> WHAT IS BEING ASKED: Provide an exact transcription of all the records.

--- start DATA SUPPLIED ---

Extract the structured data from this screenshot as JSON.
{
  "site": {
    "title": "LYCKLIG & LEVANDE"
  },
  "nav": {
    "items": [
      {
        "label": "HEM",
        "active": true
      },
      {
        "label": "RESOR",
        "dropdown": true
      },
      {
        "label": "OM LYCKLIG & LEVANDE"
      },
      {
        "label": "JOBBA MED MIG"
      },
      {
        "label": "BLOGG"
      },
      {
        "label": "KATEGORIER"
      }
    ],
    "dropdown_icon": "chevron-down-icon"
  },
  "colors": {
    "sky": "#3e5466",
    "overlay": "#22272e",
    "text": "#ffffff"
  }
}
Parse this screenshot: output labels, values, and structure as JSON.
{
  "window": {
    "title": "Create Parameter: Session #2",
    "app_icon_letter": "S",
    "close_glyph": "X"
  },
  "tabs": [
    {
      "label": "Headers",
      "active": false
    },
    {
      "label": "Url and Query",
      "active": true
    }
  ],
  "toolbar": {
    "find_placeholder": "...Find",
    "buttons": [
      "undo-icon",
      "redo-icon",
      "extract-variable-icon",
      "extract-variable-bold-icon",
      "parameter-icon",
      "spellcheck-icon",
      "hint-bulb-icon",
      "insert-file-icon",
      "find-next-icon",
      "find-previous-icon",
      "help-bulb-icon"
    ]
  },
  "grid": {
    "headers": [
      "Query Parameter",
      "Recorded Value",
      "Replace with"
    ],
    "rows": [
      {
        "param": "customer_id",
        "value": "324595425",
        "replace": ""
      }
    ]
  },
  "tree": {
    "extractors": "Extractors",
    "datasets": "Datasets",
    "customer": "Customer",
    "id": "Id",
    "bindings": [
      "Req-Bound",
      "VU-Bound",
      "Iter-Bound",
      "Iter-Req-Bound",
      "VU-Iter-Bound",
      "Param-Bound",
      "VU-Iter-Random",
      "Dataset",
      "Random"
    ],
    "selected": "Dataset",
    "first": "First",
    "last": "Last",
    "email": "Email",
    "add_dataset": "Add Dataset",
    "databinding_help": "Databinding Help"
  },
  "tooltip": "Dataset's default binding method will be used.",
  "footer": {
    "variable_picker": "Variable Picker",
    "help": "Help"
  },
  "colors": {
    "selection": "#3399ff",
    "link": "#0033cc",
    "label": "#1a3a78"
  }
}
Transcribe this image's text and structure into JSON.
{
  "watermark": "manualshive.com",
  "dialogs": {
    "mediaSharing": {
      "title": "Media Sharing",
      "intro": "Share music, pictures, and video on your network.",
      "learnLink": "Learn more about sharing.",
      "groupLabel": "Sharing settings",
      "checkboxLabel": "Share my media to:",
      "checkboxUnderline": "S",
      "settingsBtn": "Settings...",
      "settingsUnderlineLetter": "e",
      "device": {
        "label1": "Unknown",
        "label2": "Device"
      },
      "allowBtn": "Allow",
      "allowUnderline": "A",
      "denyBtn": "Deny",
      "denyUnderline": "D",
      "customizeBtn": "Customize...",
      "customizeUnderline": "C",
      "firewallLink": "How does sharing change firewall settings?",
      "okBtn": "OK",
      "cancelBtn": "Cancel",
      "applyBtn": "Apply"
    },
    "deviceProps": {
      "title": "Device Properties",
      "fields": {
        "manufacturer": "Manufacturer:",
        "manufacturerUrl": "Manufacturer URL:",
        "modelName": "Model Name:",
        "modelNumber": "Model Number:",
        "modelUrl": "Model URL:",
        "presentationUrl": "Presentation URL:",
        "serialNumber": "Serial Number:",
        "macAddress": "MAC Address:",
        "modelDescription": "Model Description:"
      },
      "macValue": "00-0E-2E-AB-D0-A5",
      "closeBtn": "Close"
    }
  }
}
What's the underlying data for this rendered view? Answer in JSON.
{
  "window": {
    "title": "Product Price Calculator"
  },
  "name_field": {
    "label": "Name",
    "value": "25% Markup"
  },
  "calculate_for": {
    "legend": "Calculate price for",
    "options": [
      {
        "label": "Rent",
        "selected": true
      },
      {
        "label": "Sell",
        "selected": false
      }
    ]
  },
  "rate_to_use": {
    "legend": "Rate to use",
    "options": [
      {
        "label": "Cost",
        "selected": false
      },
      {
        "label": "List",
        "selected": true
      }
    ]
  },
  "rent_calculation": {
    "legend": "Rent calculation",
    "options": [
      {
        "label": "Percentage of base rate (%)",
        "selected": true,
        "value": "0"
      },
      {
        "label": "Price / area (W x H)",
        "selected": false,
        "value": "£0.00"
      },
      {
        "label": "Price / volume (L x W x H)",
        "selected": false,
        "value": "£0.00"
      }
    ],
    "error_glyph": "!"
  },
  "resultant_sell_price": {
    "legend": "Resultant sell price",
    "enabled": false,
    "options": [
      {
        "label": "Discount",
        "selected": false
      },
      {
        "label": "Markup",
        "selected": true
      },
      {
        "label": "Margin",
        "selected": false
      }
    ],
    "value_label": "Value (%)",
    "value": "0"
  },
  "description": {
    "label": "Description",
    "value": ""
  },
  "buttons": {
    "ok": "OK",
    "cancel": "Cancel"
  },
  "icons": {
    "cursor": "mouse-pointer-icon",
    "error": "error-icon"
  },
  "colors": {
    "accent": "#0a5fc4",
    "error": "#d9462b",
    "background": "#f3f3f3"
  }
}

--- end DATA SUPPLIED ---

> ANSWER TO THE EXERCISE:
Extract the structured data from this screenshot as JSON.
{
  "site": {
    "title": "LYCKLIG & LEVANDE"
  },
  "nav": {
    "items": [
      {
        "label": "HEM",
        "active": true
      },
      {
        "label": "RESOR",
        "dropdown": true
      },
      {
        "label": "OM LYCKLIG & LEVANDE"
      },
      {
        "label": "JOBBA MED MIG"
      },
      {
        "label": "BLOGG"
      },
      {
        "label": "KATEGORIER"
      }
    ],
    "dropdown_icon": "chevron-down-icon"
  },
  "colors": {
    "sky": "#3e5466",
    "overlay": "#22272e",
    "text": "#ffffff"
  }
}
Parse this screenshot: output labels, values, and structure as JSON.
{
  "window": {
    "title": "Create Parameter: Session #2",
    "app_icon_letter": "S",
    "close_glyph": "X"
  },
  "tabs": [
    {
      "label": "Headers",
      "active": false
    },
    {
      "label": "Url and Query",
      "active": true
    }
  ],
  "toolbar": {
    "find_placeholder": "...Find",
    "buttons": [
      "undo-icon",
      "redo-icon",
      "extract-variable-icon",
      "extract-variable-bold-icon",
      "parameter-icon",
      "spellcheck-icon",
      "hint-bulb-icon",
      "insert-file-icon",
      "find-next-icon",
      "find-previous-icon",
      "help-bulb-icon"
    ]
  },
  "grid": {
    "headers": [
      "Query Parameter",
      "Recorded Value",
      "Replace with"
    ],
    "rows": [
      {
        "param": "customer_id",
        "value": "324595425",
        "replace": ""
      }
    ]
  },
  "tree": {
    "extractors": "Extractors",
    "datasets": "Datasets",
    "customer": "Customer",
    "id": "Id",
    "bindings": [
      "Req-Bound",
      "VU-Bound",
      "Iter-Bound",
      "Iter-Req-Bound",
      "VU-Iter-Bound",
      "Param-Bound",
      "VU-Iter-Random",
      "Dataset",
      "Random"
    ],
    "selected": "Dataset",
    "first": "First",
    "last": "Last",
    "email": "Email",
    "add_dataset": "Add Dataset",
    "databinding_help": "Databinding Help"
  },
  "tooltip": "Dataset's default binding method will be used.",
  "footer": {
    "variable_picker": "Variable Picker",
    "help": "Help"
  },
  "colors": {
    "selection": "#3399ff",
    "link": "#0033cc",
    "label": "#1a3a78"
  }
}
Transcribe this image's text and structure into JSON.
{
  "watermark": "manualshive.com",
  "dialogs": {
    "mediaSharing": {
      "title": "Media Sharing",
      "intro": "Share music, pictures, and video on your network.",
      "learnLink": "Learn more about sharing.",
      "groupLabel": "Sharing settings",
      "checkboxLabel": "Share my media to:",
      "checkboxUnderline": "S",
      "settingsBtn": "Settings...",
      "settingsUnderlineLetter": "e",
      "device": {
        "label1": "Unknown",
        "label2": "Device"
      },
      "allowBtn": "Allow",
      "allowUnderline": "A",
      "denyBtn": "Deny",
      "denyUnderline": "D",
      "customizeBtn": "Customize...",
      "customizeUnderline": "C",
      "firewallLink": "How does sharing change firewall settings?",
      "okBtn": "OK",
      "cancelBtn": "Cancel",
      "applyBtn": "Apply"
    },
    "deviceProps": {
      "title": "Device Properties",
      "fields": {
        "manufacturer": "Manufacturer:",
        "manufacturerUrl": "Manufacturer URL:",
        "modelName": "Model Name:",
        "modelNumber": "Model Number:",
        "modelUrl": "Model URL:",
        "presentationUrl": "Presentation URL:",
        "serialNumber": "Serial Number:",
        "macAddress": "MAC Address:",
        "modelDescription": "Model Description:"
      },
      "macValue": "00-0E-2E-AB-D0-A5",
      "closeBtn": "Close"
    }
  }
}
What's the underlying data for this rendered view? Answer in JSON.
{
  "window": {
    "title": "Product Price Calculator"
  },
  "name_field": {
    "label": "Name",
    "value": "25% Markup"
  },
  "calculate_for": {
    "legend": "Calculate price for",
    "options": [
      {
        "label": "Rent",
        "selected": true
      },
      {
        "label": "Sell",
        "selected": false
      }
    ]
  },
  "rate_to_use": {
    "legend": "Rate to use",
    "options": [
      {
        "label": "Cost",
        "selected": false
      },
      {
        "label": "List",
        "selected": true
      }
    ]
  },
  "rent_calculation": {
    "legend": "Rent calculation",
    "options": [
      {
        "label": "Percentage of base rate (%)",
        "selected": true,
        "value": "0"
      },
      {
        "label": "Price / area (W x H)",
        "selected": false,
        "value": "£0.00"
      },
      {
        "label": "Price / volume (L x W x H)",
        "selected": false,
        "value": "£0.00"
      }
    ],
    "error_glyph": "!"
  },
  "resultant_sell_price": {
    "legend": "Resultant sell price",
    "enabled": false,
    "options": [
      {
        "label": "Discount",
        "selected": false
      },
      {
        "label": "Markup",
        "selected": true
      },
      {
        "label": "Margin",
        "selected": false
      }
    ],
    "value_label": "Value (%)",
    "value": "0"
  },
  "description": {
    "label": "Description",
    "value": ""
  },
  "buttons": {
    "ok": "OK",
    "cancel": "Cancel"
  },
  "icons": {
    "cursor": "mouse-pointer-icon",
    "error": "error-icon"
  },
  "colors": {
    "accent": "#0a5fc4",
    "error": "#d9462b",
    "background": "#f3f3f3"
  }
}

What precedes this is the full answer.